Data rows:
■ ■ ■ ■ ■

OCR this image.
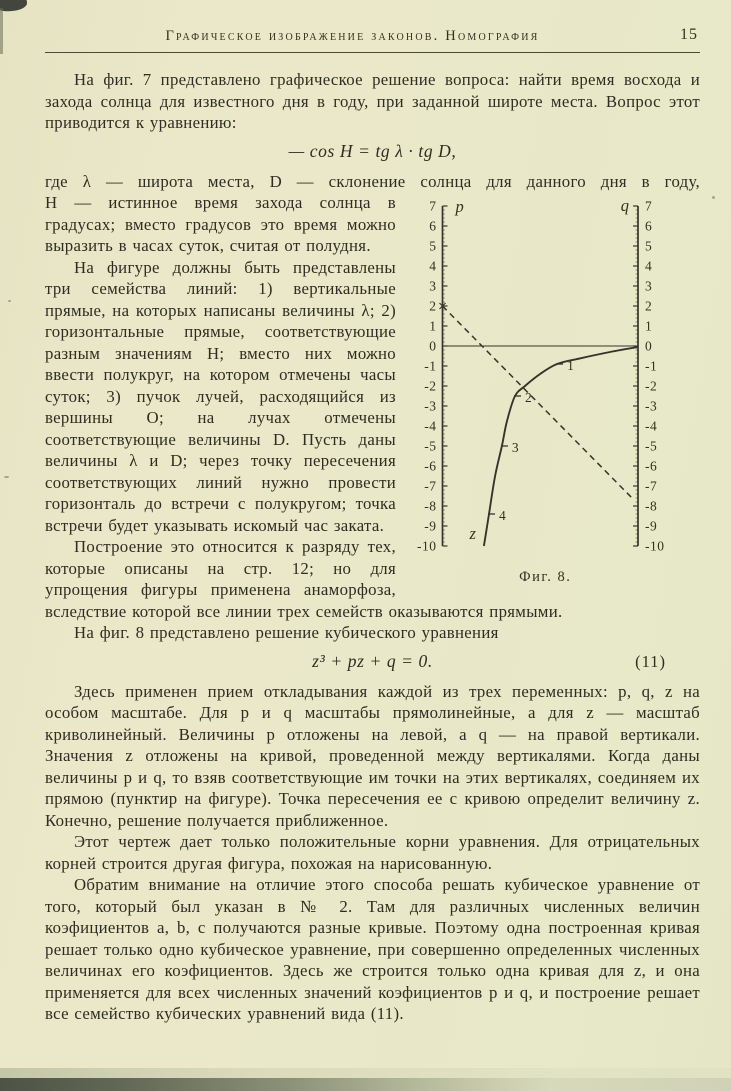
Графическое изображение законов. Номография	15

На фиг. 7 представлено графическое решение вопроса: найти время восхода и захода солнца для известного дня в году, при заданной широте места. Вопрос этот приводится к уравнению:

— cos H = tg λ · tg D,

где λ — широта места, D — склонение солнца для данного дня в году,

7
6
5
4
3
2
1
0
-1
-2
-3
-4
-5
-6
-7
-8
-9
-10
7
6
5
4
3
2
1
0
-1
-2
-3
-4
-5
-6
-7
-8
-9
-10
p	q
1
2
3
4
z
Фиг. 8.

H — истинное время захода солнца в градусах; вместо градусов это время можно выразить в часах суток, считая от полудня.

На фигуре должны быть представлены три семейства линий: 1) вертикальные прямые, на которых написаны величины λ; 2) горизонтальные прямые, соответствующие разным значениям H; вместо них можно ввести полукруг, на котором отмечены часы суток; 3) пучок лучей, расходящийся из вершины O; на лучах отмечены соответствующие величины D. Пусть даны величины λ и D; через точку пересечения соответствующих линий нужно провести горизонталь до встречи с полукругом; точка встречи будет указывать искомый час заката.

Построение это относится к разряду тех, которые описаны на стр. 12; но для упрощения фигуры применена анаморфоза, вследствие которой все линии трех семейств оказываются прямыми.

На фиг. 8 представлено решение кубического уравнения

z³ + pz + q = 0.	(11)

Здесь применен прием откладывания каждой из трех переменных: p, q, z на особом масштабе. Для p и q масштабы прямолинейные, а для z — масштаб криволинейный. Величины p отложены на левой, а q — на правой вертикали. Значения z отложены на кривой, проведенной между вертикалями. Когда даны величины p и q, то взяв соответствующие им точки на этих вертикалях, соединяем их прямою (пунктир на фигуре). Точка пересечения ее с кривою определит величину z. Конечно, решение получается приближенное.

Этот чертеж дает только положительные корни уравнения. Для отрицательных корней строится другая фигура, похожая на нарисованную.

Обратим внимание на отличие этого способа решать кубическое уравнение от того, который был указан в № 2. Там для различных численных величин коэфициентов a, b, c получаются разные кривые. Поэтому одна построенная кривая решает только одно кубическое уравнение, при совершенно определенных численных величинах его коэфициентов. Здесь же строится только одна кривая для z, и она применяется для всех численных значений коэфициентов p и q, и построение решает все семейство кубических уравнений вида (11).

■ ■ ■ ■ ■

Written exercise:
Tally the lines of the records holding the word "время", then state only the tally.

Correct result:
2